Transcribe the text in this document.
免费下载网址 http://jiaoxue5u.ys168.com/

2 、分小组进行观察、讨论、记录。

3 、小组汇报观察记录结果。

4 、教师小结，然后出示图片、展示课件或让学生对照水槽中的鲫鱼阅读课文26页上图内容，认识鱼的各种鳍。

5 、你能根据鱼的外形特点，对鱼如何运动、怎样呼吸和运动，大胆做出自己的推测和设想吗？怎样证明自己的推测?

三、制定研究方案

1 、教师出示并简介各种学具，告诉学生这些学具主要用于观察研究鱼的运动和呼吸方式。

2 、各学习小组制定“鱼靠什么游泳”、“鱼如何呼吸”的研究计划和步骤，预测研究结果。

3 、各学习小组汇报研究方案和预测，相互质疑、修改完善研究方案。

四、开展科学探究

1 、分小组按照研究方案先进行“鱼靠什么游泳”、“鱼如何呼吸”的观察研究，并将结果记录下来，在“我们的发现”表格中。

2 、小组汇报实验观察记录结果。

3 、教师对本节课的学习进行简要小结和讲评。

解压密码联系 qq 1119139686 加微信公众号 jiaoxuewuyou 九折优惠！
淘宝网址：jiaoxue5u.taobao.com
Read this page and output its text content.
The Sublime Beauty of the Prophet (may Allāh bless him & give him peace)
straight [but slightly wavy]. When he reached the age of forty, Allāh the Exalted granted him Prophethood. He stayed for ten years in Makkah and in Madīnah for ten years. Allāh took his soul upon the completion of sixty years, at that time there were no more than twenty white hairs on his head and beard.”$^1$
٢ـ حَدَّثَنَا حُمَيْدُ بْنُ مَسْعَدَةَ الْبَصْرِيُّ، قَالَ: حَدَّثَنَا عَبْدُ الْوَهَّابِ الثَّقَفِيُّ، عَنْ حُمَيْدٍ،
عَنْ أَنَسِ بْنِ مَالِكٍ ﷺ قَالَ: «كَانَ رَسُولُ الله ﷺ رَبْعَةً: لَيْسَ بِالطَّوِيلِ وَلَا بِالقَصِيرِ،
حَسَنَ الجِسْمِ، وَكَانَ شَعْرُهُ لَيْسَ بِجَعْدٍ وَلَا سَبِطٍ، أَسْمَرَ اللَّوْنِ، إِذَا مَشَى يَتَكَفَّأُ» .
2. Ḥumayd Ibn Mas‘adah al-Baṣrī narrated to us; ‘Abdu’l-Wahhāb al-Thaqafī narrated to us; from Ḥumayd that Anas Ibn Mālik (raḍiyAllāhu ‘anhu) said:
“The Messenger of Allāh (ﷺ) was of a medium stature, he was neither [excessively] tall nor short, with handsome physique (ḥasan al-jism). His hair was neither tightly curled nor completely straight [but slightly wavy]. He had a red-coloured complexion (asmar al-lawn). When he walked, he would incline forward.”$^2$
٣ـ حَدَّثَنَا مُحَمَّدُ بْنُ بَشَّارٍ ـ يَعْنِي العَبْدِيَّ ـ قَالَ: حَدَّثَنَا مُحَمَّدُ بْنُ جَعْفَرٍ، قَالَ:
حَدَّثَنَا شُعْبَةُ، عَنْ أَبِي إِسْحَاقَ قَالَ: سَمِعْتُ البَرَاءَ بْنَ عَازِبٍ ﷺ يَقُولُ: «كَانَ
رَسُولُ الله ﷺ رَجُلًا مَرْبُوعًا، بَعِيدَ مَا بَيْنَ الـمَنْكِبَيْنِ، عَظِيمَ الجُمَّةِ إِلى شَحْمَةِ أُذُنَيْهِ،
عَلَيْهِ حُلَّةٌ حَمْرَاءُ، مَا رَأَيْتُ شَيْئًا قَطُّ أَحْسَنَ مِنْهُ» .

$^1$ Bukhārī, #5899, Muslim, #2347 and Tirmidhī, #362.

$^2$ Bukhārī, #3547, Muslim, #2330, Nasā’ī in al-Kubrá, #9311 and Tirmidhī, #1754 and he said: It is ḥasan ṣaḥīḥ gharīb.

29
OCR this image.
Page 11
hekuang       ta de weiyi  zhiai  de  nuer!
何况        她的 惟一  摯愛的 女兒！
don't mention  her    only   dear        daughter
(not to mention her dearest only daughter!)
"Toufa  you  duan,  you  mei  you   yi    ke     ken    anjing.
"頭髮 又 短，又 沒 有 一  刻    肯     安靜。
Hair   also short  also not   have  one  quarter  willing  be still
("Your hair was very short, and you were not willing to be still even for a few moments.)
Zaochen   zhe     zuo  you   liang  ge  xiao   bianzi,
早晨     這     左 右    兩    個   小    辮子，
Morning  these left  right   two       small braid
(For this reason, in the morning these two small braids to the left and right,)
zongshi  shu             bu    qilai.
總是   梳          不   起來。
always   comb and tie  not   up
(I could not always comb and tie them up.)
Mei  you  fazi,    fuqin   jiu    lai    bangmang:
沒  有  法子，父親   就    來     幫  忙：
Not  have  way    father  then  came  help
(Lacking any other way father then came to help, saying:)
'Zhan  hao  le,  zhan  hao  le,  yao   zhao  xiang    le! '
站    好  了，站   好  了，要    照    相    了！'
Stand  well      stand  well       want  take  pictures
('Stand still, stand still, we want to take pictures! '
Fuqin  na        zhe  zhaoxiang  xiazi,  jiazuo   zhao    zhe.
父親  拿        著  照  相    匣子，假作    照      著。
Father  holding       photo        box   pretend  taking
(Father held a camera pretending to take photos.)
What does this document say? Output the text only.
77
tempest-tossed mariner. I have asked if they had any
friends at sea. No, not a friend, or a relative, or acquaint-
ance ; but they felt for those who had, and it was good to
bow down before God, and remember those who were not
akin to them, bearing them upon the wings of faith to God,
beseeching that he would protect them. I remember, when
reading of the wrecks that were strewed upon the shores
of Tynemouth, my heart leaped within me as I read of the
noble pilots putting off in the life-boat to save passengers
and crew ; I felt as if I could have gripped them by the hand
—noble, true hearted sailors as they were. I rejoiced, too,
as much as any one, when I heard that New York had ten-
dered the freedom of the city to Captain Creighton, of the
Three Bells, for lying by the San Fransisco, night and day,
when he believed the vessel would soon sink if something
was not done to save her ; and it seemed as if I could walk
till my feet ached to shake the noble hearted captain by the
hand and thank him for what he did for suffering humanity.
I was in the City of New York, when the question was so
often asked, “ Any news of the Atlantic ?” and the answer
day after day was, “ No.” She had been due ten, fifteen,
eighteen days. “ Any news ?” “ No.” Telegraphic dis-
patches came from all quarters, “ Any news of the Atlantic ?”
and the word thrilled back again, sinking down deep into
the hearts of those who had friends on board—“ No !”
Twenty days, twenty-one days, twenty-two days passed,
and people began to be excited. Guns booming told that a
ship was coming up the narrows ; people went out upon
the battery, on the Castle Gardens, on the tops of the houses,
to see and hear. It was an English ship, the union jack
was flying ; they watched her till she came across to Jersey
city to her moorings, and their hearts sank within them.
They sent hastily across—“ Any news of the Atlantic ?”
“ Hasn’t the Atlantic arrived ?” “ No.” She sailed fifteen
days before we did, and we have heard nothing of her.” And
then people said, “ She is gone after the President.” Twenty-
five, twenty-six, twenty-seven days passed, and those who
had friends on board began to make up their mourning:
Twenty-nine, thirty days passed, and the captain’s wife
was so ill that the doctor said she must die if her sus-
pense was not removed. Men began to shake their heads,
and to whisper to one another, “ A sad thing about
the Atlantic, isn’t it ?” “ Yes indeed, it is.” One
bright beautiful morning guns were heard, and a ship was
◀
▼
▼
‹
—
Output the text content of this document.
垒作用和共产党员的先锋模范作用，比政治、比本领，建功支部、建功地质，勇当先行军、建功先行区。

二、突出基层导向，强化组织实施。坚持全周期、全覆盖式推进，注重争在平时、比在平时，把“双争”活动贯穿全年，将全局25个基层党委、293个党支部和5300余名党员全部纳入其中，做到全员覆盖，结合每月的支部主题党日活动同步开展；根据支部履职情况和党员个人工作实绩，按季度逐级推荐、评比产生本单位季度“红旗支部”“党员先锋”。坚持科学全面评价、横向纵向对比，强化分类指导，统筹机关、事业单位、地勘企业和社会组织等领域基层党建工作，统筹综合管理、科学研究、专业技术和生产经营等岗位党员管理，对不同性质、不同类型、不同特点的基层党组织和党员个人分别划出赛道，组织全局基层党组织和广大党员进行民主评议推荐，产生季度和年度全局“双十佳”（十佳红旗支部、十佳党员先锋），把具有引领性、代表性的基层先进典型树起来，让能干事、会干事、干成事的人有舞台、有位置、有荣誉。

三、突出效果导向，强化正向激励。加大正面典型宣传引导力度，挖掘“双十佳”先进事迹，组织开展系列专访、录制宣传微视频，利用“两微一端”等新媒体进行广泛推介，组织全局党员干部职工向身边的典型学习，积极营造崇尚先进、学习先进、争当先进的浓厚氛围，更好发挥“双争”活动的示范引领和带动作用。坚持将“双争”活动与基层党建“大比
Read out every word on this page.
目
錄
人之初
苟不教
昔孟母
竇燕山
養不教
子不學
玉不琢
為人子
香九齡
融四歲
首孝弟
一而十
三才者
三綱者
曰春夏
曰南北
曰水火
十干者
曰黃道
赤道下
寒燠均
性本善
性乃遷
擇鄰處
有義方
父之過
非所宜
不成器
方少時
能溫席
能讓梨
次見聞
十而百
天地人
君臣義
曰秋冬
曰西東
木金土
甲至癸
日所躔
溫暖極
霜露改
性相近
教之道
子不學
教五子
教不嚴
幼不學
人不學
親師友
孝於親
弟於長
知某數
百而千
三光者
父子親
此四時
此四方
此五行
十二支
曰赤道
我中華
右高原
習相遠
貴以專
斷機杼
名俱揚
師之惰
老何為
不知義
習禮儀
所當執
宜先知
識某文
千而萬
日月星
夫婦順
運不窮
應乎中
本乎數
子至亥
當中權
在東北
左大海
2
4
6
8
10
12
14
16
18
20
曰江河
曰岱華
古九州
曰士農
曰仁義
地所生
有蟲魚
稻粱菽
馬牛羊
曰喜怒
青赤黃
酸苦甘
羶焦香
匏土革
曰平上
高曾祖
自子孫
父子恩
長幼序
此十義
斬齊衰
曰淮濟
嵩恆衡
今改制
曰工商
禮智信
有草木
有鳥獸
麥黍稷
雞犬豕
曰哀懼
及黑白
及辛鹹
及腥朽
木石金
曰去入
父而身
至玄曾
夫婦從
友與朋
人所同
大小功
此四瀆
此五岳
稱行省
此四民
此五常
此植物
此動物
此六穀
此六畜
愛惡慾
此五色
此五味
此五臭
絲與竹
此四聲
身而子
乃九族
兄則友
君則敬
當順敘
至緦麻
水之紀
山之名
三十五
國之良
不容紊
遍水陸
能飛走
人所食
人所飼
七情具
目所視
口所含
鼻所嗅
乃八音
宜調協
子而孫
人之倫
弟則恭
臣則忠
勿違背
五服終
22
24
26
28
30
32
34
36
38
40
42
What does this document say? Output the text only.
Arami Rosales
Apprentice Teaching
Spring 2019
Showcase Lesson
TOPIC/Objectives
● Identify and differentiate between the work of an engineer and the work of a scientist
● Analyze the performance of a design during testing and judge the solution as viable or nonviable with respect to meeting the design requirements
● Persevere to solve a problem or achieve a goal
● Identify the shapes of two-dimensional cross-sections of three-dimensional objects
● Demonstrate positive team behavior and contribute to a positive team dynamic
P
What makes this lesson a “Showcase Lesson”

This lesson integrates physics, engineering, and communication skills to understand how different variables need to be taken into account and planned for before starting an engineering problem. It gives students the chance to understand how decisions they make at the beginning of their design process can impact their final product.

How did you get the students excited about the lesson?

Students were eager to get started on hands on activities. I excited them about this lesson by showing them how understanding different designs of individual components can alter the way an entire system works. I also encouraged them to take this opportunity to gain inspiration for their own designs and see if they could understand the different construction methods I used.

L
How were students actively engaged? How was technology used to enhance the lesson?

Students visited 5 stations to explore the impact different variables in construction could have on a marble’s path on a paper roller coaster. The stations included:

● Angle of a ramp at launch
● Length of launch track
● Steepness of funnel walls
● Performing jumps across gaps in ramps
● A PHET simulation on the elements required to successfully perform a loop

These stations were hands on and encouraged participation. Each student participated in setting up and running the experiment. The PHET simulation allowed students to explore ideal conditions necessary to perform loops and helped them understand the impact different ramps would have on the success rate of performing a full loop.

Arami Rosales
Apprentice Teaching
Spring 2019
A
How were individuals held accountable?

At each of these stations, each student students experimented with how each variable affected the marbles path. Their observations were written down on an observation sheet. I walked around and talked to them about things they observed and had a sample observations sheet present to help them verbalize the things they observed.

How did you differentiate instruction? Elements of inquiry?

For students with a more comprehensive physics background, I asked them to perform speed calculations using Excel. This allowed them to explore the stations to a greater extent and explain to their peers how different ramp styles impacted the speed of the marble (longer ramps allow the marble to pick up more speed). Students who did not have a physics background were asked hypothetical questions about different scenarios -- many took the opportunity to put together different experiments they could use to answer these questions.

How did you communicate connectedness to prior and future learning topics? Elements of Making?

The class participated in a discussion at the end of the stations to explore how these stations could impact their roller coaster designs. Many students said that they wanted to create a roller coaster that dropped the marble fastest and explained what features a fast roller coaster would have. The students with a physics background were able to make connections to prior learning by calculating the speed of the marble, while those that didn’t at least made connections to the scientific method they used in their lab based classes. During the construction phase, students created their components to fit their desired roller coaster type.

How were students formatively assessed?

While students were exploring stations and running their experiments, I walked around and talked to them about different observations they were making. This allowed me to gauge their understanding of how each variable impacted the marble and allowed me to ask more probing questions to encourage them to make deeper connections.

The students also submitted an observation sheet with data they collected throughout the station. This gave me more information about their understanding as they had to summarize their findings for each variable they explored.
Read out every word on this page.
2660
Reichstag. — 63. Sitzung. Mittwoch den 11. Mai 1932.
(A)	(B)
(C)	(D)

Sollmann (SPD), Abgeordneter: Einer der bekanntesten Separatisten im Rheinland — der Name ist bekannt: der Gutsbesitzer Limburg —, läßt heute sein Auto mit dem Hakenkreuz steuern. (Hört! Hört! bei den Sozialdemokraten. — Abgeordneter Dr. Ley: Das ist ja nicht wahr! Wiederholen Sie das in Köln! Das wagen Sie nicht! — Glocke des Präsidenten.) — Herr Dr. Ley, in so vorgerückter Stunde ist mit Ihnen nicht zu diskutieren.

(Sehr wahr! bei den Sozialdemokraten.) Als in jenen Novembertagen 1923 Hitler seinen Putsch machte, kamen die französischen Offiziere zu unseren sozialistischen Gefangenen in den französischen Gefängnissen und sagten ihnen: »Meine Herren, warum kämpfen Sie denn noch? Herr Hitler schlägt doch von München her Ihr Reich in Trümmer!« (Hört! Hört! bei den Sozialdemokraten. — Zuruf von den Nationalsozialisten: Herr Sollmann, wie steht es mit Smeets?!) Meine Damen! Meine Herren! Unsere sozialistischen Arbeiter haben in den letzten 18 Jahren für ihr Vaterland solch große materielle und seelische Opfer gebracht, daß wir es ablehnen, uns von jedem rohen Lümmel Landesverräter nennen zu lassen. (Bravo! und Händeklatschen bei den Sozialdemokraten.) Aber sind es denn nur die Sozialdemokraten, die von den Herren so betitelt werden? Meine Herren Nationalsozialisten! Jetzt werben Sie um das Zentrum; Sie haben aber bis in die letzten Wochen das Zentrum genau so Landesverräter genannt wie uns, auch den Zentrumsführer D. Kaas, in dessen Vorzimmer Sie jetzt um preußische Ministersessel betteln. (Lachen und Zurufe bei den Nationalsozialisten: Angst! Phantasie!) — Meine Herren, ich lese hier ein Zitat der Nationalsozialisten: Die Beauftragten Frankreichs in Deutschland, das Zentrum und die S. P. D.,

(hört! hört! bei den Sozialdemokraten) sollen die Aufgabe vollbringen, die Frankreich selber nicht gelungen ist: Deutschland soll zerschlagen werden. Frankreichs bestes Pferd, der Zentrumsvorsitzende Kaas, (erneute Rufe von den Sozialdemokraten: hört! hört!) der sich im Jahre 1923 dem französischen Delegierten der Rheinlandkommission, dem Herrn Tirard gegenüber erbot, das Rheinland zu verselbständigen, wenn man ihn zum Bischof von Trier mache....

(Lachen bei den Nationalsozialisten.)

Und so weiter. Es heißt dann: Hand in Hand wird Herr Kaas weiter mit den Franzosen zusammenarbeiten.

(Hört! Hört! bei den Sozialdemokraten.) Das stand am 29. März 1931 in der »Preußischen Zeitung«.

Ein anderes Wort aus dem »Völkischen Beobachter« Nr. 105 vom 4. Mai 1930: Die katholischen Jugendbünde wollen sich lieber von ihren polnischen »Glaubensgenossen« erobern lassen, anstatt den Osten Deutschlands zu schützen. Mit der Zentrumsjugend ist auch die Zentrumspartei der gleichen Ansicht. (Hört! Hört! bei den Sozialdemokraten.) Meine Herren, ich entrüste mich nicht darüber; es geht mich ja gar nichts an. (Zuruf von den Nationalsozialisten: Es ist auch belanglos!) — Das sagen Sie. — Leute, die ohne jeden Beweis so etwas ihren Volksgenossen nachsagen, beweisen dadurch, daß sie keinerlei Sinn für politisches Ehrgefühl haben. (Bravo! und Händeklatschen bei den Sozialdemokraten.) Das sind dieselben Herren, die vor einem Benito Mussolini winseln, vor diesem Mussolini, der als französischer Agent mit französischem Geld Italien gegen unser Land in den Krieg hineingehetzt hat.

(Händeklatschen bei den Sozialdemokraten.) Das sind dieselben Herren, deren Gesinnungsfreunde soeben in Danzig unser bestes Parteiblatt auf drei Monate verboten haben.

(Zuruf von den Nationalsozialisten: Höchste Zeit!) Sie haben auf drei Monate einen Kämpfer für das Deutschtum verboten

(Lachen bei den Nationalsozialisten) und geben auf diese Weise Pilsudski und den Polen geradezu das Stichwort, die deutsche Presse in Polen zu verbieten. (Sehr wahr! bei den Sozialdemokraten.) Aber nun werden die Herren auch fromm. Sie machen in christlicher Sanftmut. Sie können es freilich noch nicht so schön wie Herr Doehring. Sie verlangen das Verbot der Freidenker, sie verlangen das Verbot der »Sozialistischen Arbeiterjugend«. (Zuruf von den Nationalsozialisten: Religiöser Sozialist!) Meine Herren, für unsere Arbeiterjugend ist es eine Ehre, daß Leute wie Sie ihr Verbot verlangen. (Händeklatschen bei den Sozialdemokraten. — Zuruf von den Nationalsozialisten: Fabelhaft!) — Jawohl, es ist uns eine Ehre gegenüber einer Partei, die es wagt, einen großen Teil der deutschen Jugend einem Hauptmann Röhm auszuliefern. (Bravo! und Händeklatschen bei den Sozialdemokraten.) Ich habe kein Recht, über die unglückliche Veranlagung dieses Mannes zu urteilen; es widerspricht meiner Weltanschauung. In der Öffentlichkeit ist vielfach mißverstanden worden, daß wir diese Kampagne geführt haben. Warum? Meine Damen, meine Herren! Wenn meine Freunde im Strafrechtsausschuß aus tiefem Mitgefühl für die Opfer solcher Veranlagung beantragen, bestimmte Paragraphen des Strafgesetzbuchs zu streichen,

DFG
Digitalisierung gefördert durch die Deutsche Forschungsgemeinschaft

○ ○ ○ ○ ○

**Short problem:** Across all the entries, count the lines that contain the word "simulation" and give the number by itself.

**Final result:** 2